▶ **What the task requires**:
What is the number of lines containing the word "rival"? Give that number alone.

▶ **Given data**:
───
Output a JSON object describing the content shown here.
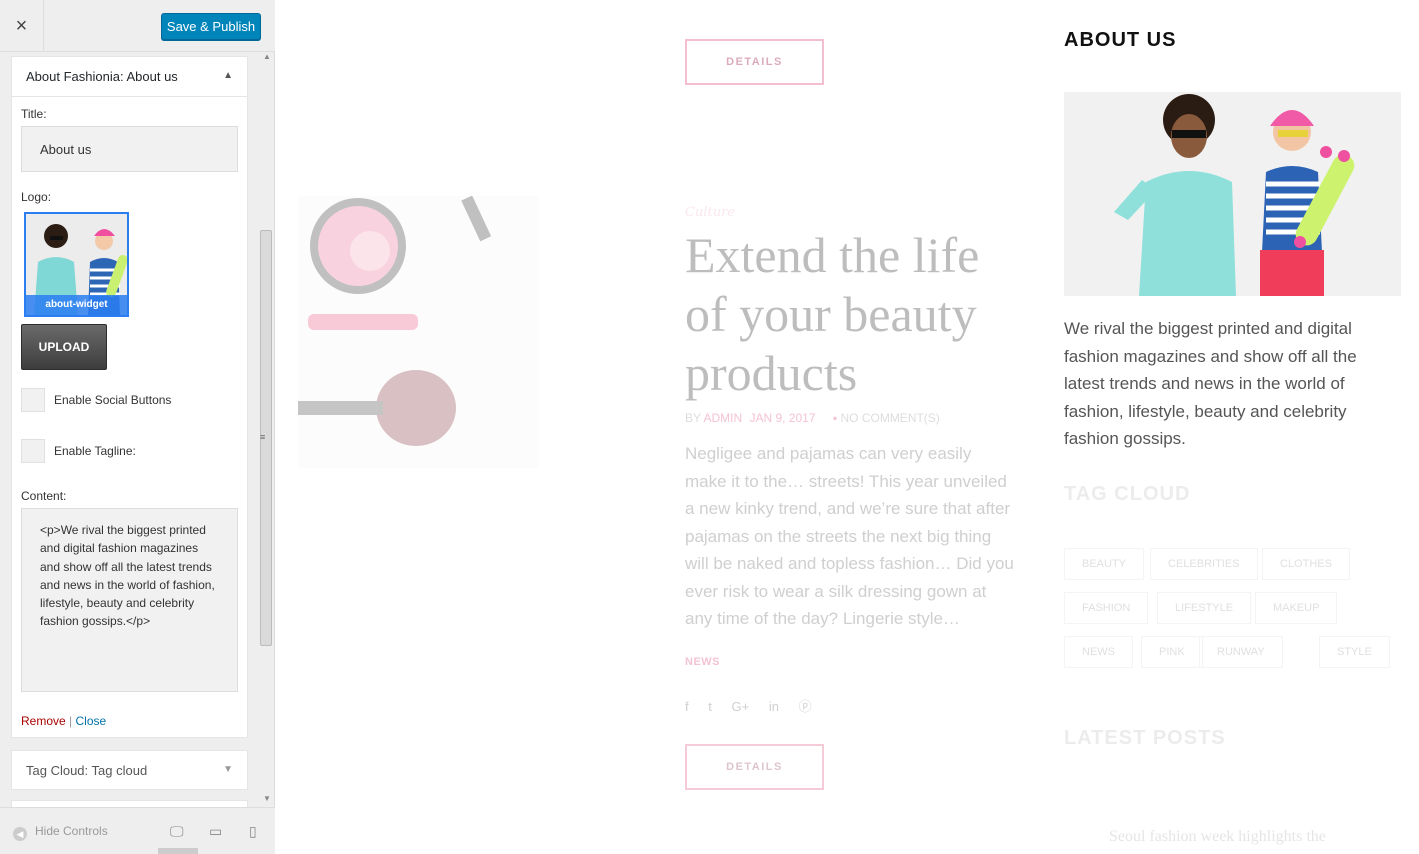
{
  "header": {
    "close_icon": "×",
    "publish_label": "Save & Publish"
  },
  "about_widget": {
    "header_strong": "About Fashionia:",
    "header_title": "About us",
    "title_label": "Title:",
    "title_value": "About us",
    "logo_label": "Logo:",
    "logo_caption": "about-widget",
    "upload_label": "UPLOAD",
    "social_label": "Enable Social Buttons",
    "tagline_label": "Enable Tagline:",
    "content_label": "Content:",
    "content_value": "<p>We rival the biggest printed and digital fashion magazines and show off all the latest trends and news in the world of fashion, lifestyle, beauty and celebrity fashion gossips.</p>",
    "remove_label": "Remove",
    "separator": "|",
    "close_label": "Close"
  },
  "tag_widget": {
    "header_strong": "Tag Cloud:",
    "header_title": "Tag cloud"
  },
  "footer": {
    "hide_label": "Hide Controls"
  },
  "preview": {
    "details_label": "DETAILS",
    "post": {
      "category": "Culture",
      "title": "Extend the life of your beauty products",
      "meta_by": "BY",
      "meta_author": "ADMIN",
      "meta_date": "JAN 9, 2017",
      "meta_comments": "NO COMMENT(S)",
      "excerpt": "Negligee and pajamas can very easily make it to the… streets! This year unveiled a new kinky trend, and we’re sure that after pajamas on the streets the next big thing will be naked and topless fashion… Did you ever risk to wear a silk dressing gown at any time of the day? Lingerie style…",
      "tag": "NEWS"
    },
    "about": {
      "title": "ABOUT US",
      "text": "We rival the biggest printed and digital fashion magazines and show off all the latest trends and news in the world of fashion, lifestyle, beauty and celebrity fashion gossips."
    },
    "tag_cloud": {
      "title": "TAG CLOUD",
      "tags": [
        "BEAUTY",
        "CELEBRITIES",
        "CLOTHES",
        "FASHION",
        "LIFESTYLE",
        "MAKEUP",
        "NEWS",
        "PINK",
        "RUNWAY",
        "STYLE"
      ]
    },
    "latest": {
      "title": "LATEST POSTS",
      "first_item": "Seoul fashion week highlights the"
    }
  },
  "colors": {
    "publish_bg": "#0085ba",
    "accent_pink": "#e993b2",
    "link_blue": "#0073aa",
    "remove_red": "#aa0000"
  },
  "icons": [
    "close-icon",
    "collapse-arrow-icon",
    "expand-arrow-icon",
    "hide-controls-icon",
    "desktop-icon",
    "tablet-icon",
    "mobile-icon",
    "facebook-icon",
    "twitter-icon",
    "google-plus-icon",
    "linkedin-icon",
    "pinterest-icon",
    "comment-icon"
  ]
}
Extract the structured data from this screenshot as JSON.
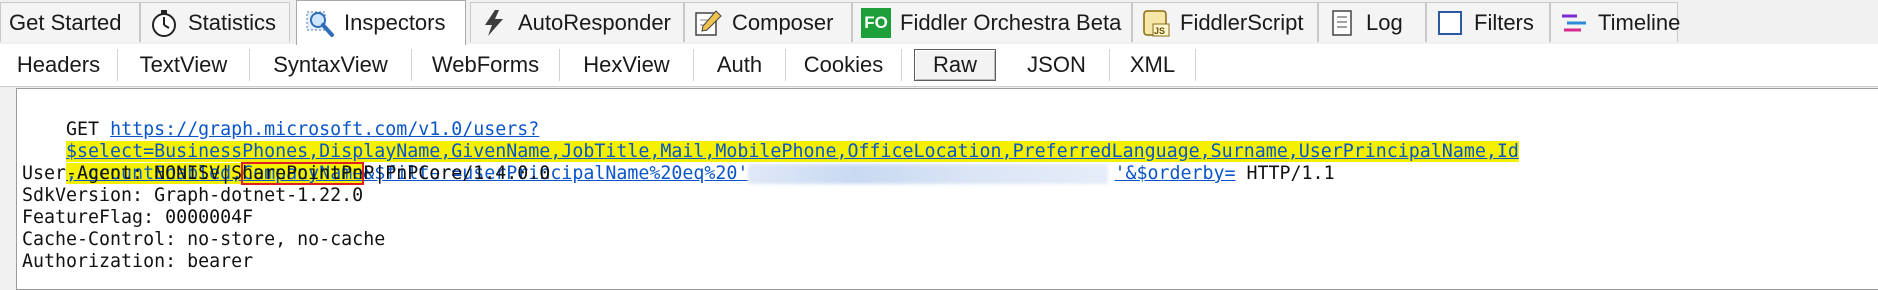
{
  "top_tabs": [
    {
      "label": "Get Started",
      "icon": ""
    },
    {
      "label": "Statistics",
      "icon": "stopwatch-icon"
    },
    {
      "label": "Inspectors",
      "icon": "magnifier-icon"
    },
    {
      "label": "AutoResponder",
      "icon": "lightning-icon"
    },
    {
      "label": "Composer",
      "icon": "pencil-icon"
    },
    {
      "label": "Fiddler Orchestra Beta",
      "icon": "fo-badge-icon",
      "badge_text": "FO"
    },
    {
      "label": "FiddlerScript",
      "icon": "script-icon",
      "badge_text": "JS"
    },
    {
      "label": "Log",
      "icon": "log-icon"
    },
    {
      "label": "Filters",
      "icon": "checkbox-icon"
    },
    {
      "label": "Timeline",
      "icon": "timeline-icon"
    }
  ],
  "active_top_tab": "Inspectors",
  "sub_tabs": [
    "Headers",
    "TextView",
    "SyntaxView",
    "WebForms",
    "HexView",
    "Auth",
    "Cookies",
    "Raw",
    "JSON",
    "XML"
  ],
  "active_sub_tab": "Raw",
  "request": {
    "method": "GET ",
    "url_part1": "https://graph.microsoft.com/v1.0/users?",
    "url_part2": "$select=BusinessPhones,DisplayName,GivenName,JobTitle,Mail,MobilePhone,OfficeLocation,PreferredLanguage,Surname,UserPrincipalName,Id",
    "url_part3a": ",AccountEnabled,",
    "url_part3_boxed": "CompanyName",
    "url_part3b": "&$filter=userPrincipalName%20eq%20'",
    "url_part3c": "'&$orderby=",
    "protocol": " HTTP/1.1",
    "headers": [
      "User-Agent: NONISV|SharePointPnP|PnPCore/1.4.0.0",
      "SdkVersion: Graph-dotnet-1.22.0",
      "FeatureFlag: 0000004F",
      "Cache-Control: no-store, no-cache",
      "Authorization: bearer"
    ]
  },
  "colors": {
    "link": "#0a56c8",
    "highlight": "#f4f000",
    "annotation_box": "#e02020"
  }
}
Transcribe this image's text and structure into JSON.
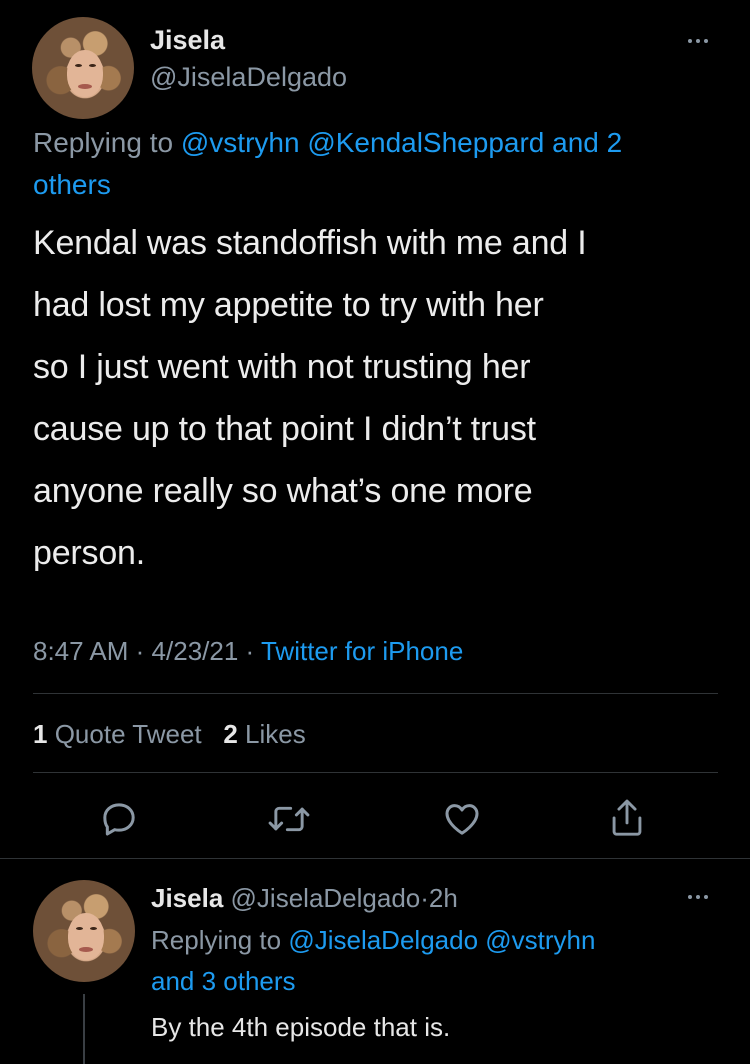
{
  "main_tweet": {
    "display_name": "Jisela",
    "handle": "@JiselaDelgado",
    "replying_prefix": "Replying to",
    "replying_mentions": "@vstryhn @KendalSheppard and 2",
    "replying_others": "others",
    "body_lines": [
      "Kendal was standoffish with me and I",
      "had lost my appetite to try with her",
      "so I just went with not trusting her",
      "cause up to that point I didn’t trust",
      "anyone really so what’s one more",
      "person."
    ],
    "time": "8:47 AM",
    "date": "4/23/21",
    "source": "Twitter for iPhone",
    "separator": "·",
    "quote_count": "1",
    "quote_label": "Quote Tweet",
    "like_count": "2",
    "like_label": "Likes",
    "actions": [
      "reply-icon",
      "retweet-icon",
      "like-icon",
      "share-icon"
    ]
  },
  "reply_tweet": {
    "display_name": "Jisela",
    "handle": "@JiselaDelgado",
    "separator": "·",
    "age": "2h",
    "replying_prefix": "Replying to",
    "replying_mentions": "@JiselaDelgado @vstryhn",
    "replying_others": "and 3 others",
    "body": "By the 4th episode that is."
  },
  "colors": {
    "background": "#000000",
    "link": "#1d9bf0",
    "muted": "#8b98a5",
    "divider": "#2f3336"
  }
}
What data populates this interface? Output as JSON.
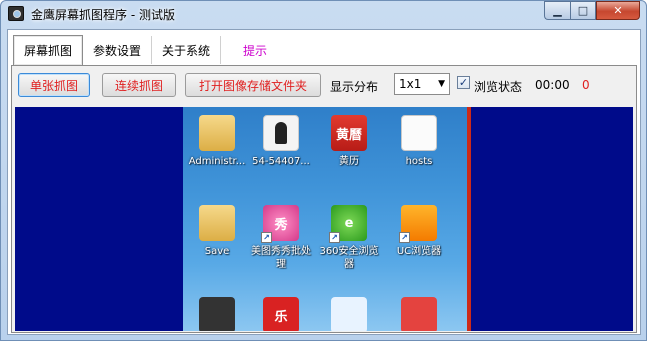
{
  "window": {
    "title": "金鹰屏幕抓图程序 - 测试版",
    "buttons": {
      "minimize": "▁",
      "maximize": "□",
      "close": "✕"
    }
  },
  "tabs": [
    {
      "label": "屏幕抓图",
      "active": true
    },
    {
      "label": "参数设置",
      "active": false
    },
    {
      "label": "关于系统",
      "active": false
    },
    {
      "label": "提示",
      "active": false
    }
  ],
  "toolbar": {
    "single_capture": "单张抓图",
    "continuous_capture": "连续抓图",
    "open_folder": "打开图像存储文件夹",
    "layout_label": "显示分布",
    "layout_value": "1x1",
    "browse_checked": true,
    "browse_label": "浏览状态",
    "timer": "00:00",
    "count": "0",
    "count_color": "#e02020"
  },
  "desktop_icons": [
    {
      "name": "Administr...",
      "icon": "user-folder-icon"
    },
    {
      "name": "54-54407...",
      "icon": "photo-icon"
    },
    {
      "name": "黄历",
      "icon": "calendar-icon",
      "glyph": "黄曆"
    },
    {
      "name": "hosts",
      "icon": "file-icon"
    },
    {
      "name": "Save",
      "icon": "folder-icon"
    },
    {
      "name": "美图秀秀批处理",
      "icon": "meitu-icon",
      "glyph": "秀"
    },
    {
      "name": "360安全浏览器",
      "icon": "360-browser-icon",
      "glyph": "e"
    },
    {
      "name": "UC浏览器",
      "icon": "uc-browser-icon"
    },
    {
      "name": "",
      "icon": "camera-icon"
    },
    {
      "name": "",
      "icon": "red-circle-app-icon",
      "glyph": "乐"
    },
    {
      "name": "",
      "icon": "wing-app-icon"
    },
    {
      "name": "",
      "icon": "red-square-app-icon"
    }
  ]
}
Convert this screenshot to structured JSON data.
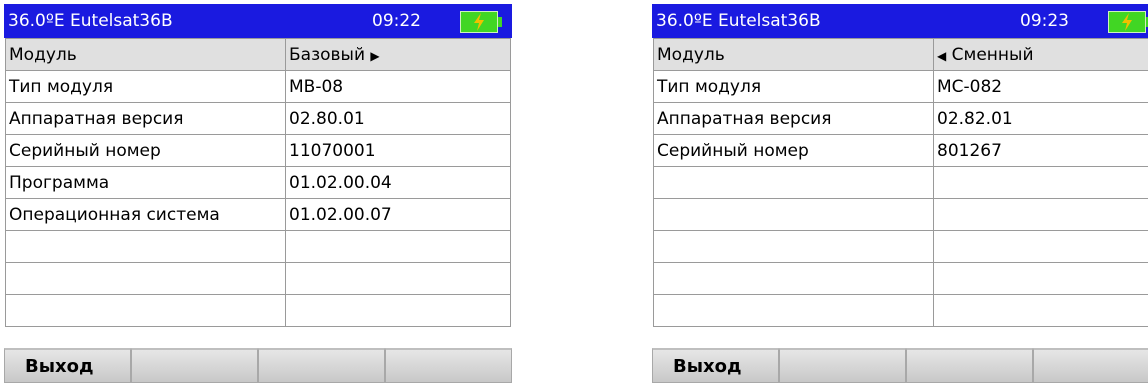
{
  "left": {
    "satellite": "36.0ºE Eutelsat36B",
    "time": "09:22",
    "header": {
      "label": "Модуль",
      "value": "Базовый",
      "arrow": "▶"
    },
    "rows": [
      {
        "label": "Тип модуля",
        "value": "MB-08"
      },
      {
        "label": "Аппаратная версия",
        "value": "02.80.01"
      },
      {
        "label": "Серийный номер",
        "value": "11070001"
      },
      {
        "label": "Программа",
        "value": "01.02.00.04"
      },
      {
        "label": "Операционная система",
        "value": "01.02.00.07"
      },
      {
        "label": "",
        "value": ""
      },
      {
        "label": "",
        "value": ""
      },
      {
        "label": "",
        "value": ""
      }
    ],
    "softkeys": [
      "Выход",
      "",
      "",
      ""
    ]
  },
  "right": {
    "satellite": "36.0ºE Eutelsat36B",
    "time": "09:23",
    "header": {
      "label": "Модуль",
      "value": "Сменный",
      "arrow": "◀"
    },
    "rows": [
      {
        "label": "Тип модуля",
        "value": "MC-082"
      },
      {
        "label": "Аппаратная версия",
        "value": "02.82.01"
      },
      {
        "label": "Серийный номер",
        "value": "801267"
      },
      {
        "label": "",
        "value": ""
      },
      {
        "label": "",
        "value": ""
      },
      {
        "label": "",
        "value": ""
      },
      {
        "label": "",
        "value": ""
      },
      {
        "label": "",
        "value": ""
      }
    ],
    "softkeys": [
      "Выход",
      "",
      "",
      ""
    ]
  },
  "colors": {
    "titlebar": "#1a1ae0",
    "battery": "#41d624",
    "bolt": "#f0c000"
  },
  "icons": {
    "battery": "battery-charging-icon"
  }
}
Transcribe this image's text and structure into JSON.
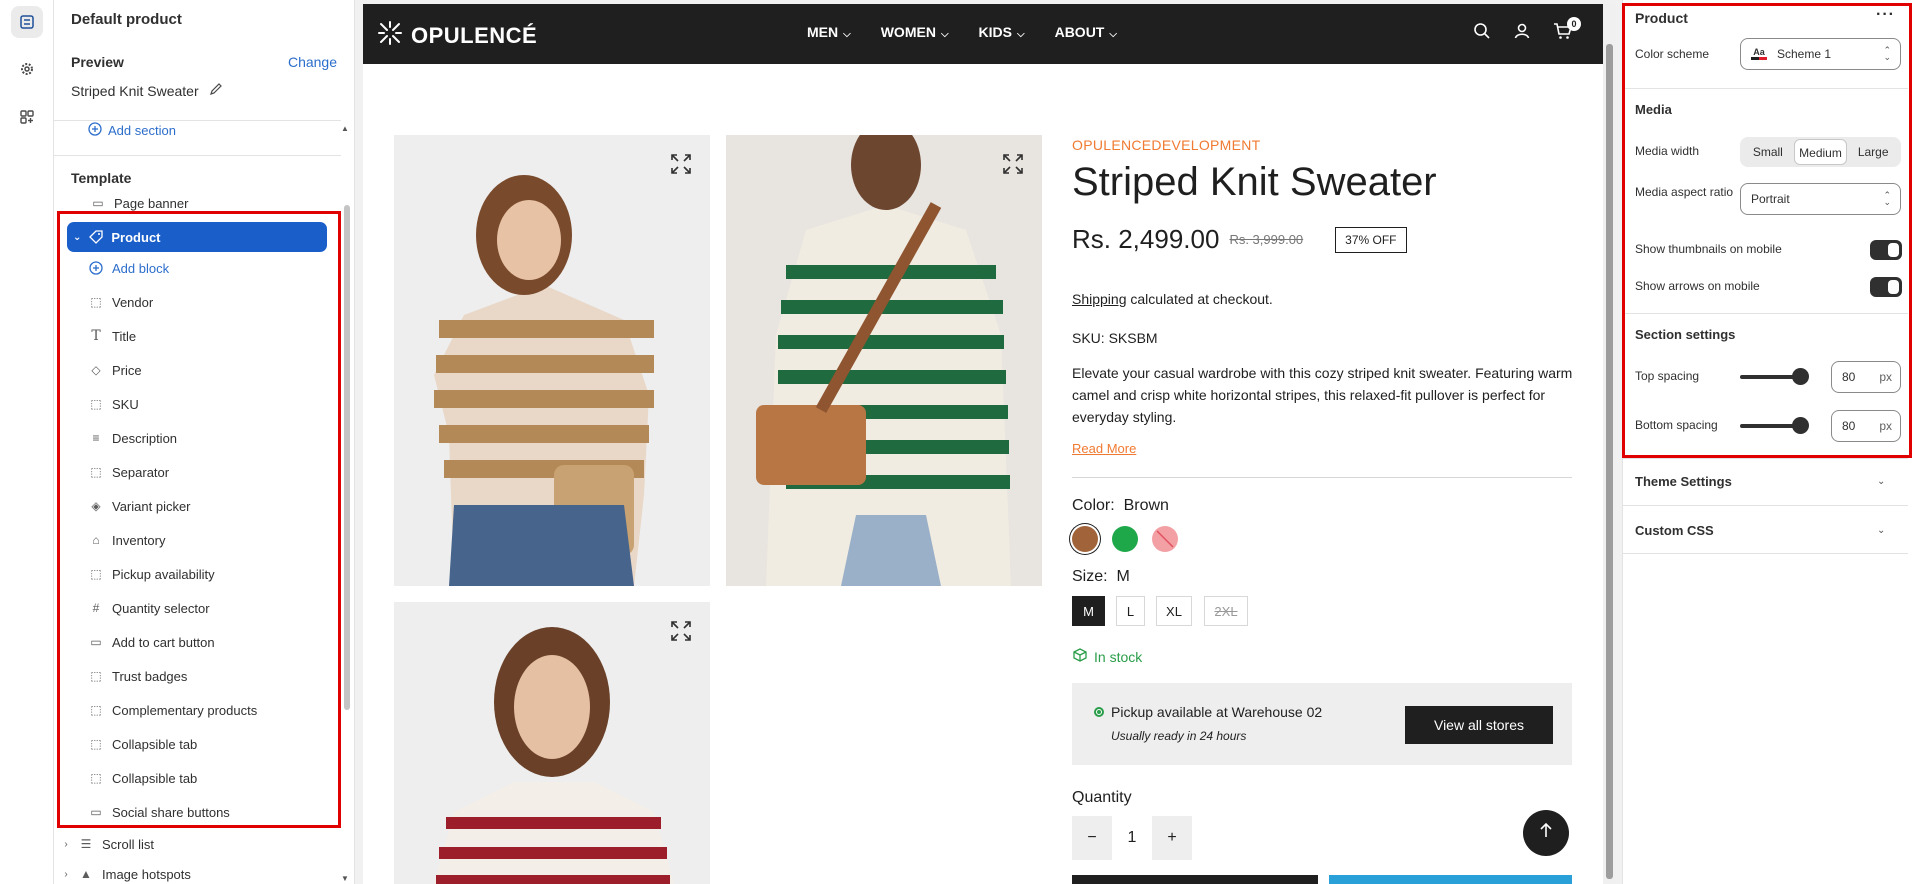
{
  "left_panel": {
    "title": "Default product",
    "preview_label": "Preview",
    "change_label": "Change",
    "preview_value": "Striped Knit Sweater",
    "add_section": "Add section",
    "template_label": "Template",
    "page_banner": "Page banner",
    "product": "Product",
    "add_block": "Add block",
    "blocks": [
      "Vendor",
      "Title",
      "Price",
      "SKU",
      "Description",
      "Separator",
      "Variant picker",
      "Inventory",
      "Pickup availability",
      "Quantity selector",
      "Add to cart button",
      "Trust badges",
      "Complementary products",
      "Collapsible tab",
      "Collapsible tab",
      "Social share buttons"
    ],
    "after_sections": [
      "Scroll list",
      "Image hotspots"
    ]
  },
  "store": {
    "logo": "OPULENCÉ",
    "menu": [
      "MEN",
      "WOMEN",
      "KIDS",
      "ABOUT"
    ],
    "cart_count": "0",
    "vendor": "OPULENCEDEVELOPMENT",
    "title": "Striped Knit Sweater",
    "price": "Rs. 2,499.00",
    "compare_price": "Rs. 3,999.00",
    "discount": "37% OFF",
    "shipping_link": "Shipping",
    "shipping_rest": " calculated at checkout.",
    "sku": "SKU: SKSBM",
    "description": "Elevate your casual wardrobe with this cozy striped knit sweater. Featuring warm camel and crisp white horizontal stripes, this relaxed-fit pullover is perfect for everyday styling.",
    "read_more": "Read More",
    "color_label": "Color:",
    "color_value": "Brown",
    "colors": [
      "#a0633a",
      "#1ea84a",
      "#f3a0a5"
    ],
    "size_label": "Size:",
    "size_value": "M",
    "sizes": [
      "M",
      "L",
      "XL",
      "2XL"
    ],
    "in_stock": "In stock",
    "pickup_title": "Pickup available at Warehouse 02",
    "pickup_sub": "Usually ready in 24 hours",
    "view_stores": "View all stores",
    "quantity_label": "Quantity",
    "quantity_value": "1",
    "minus": "−",
    "plus": "+"
  },
  "right_panel": {
    "title": "Product",
    "color_scheme_label": "Color scheme",
    "color_scheme_value": "Scheme 1",
    "media_heading": "Media",
    "media_width_label": "Media width",
    "media_width_options": [
      "Small",
      "Medium",
      "Large"
    ],
    "media_width_selected": "Medium",
    "aspect_label": "Media aspect ratio",
    "aspect_value": "Portrait",
    "thumbs_label": "Show thumbnails on mobile",
    "thumbs_on": true,
    "arrows_label": "Show arrows on mobile",
    "arrows_on": true,
    "section_settings": "Section settings",
    "top_spacing_label": "Top spacing",
    "top_spacing_value": "80",
    "bottom_spacing_label": "Bottom spacing",
    "bottom_spacing_value": "80",
    "unit": "px",
    "theme_settings": "Theme Settings",
    "custom_css": "Custom CSS"
  }
}
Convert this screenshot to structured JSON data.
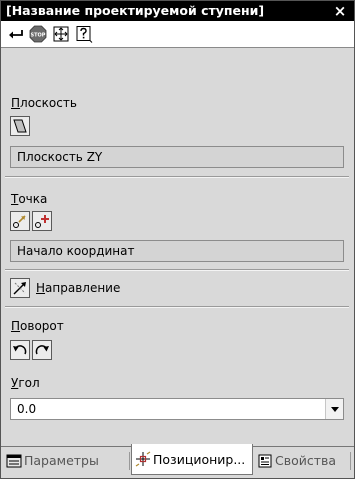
{
  "window": {
    "title": "[Название проектируемой ступени]",
    "close_glyph": "×"
  },
  "toolbar": {
    "icons": [
      "enter-arrow-icon",
      "stop-icon",
      "expand-icon",
      "help-icon"
    ]
  },
  "plane": {
    "label_first": "П",
    "label_rest": "лоскость",
    "value": "Плоскость ZY"
  },
  "point": {
    "label_first": "Т",
    "label_rest": "очка",
    "value": "Начало координат"
  },
  "direction": {
    "label_first": "Н",
    "label_rest": "аправление"
  },
  "rotation": {
    "label_first": "П",
    "label_rest": "оворот"
  },
  "angle": {
    "label_first": "У",
    "label_rest": "гол",
    "value": "0.0"
  },
  "tabs": [
    {
      "label": "Параметры",
      "active": false
    },
    {
      "label": "Позиционир...",
      "active": true
    },
    {
      "label": "Свойства",
      "active": false
    }
  ]
}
───
▶ **Answer in full**:
2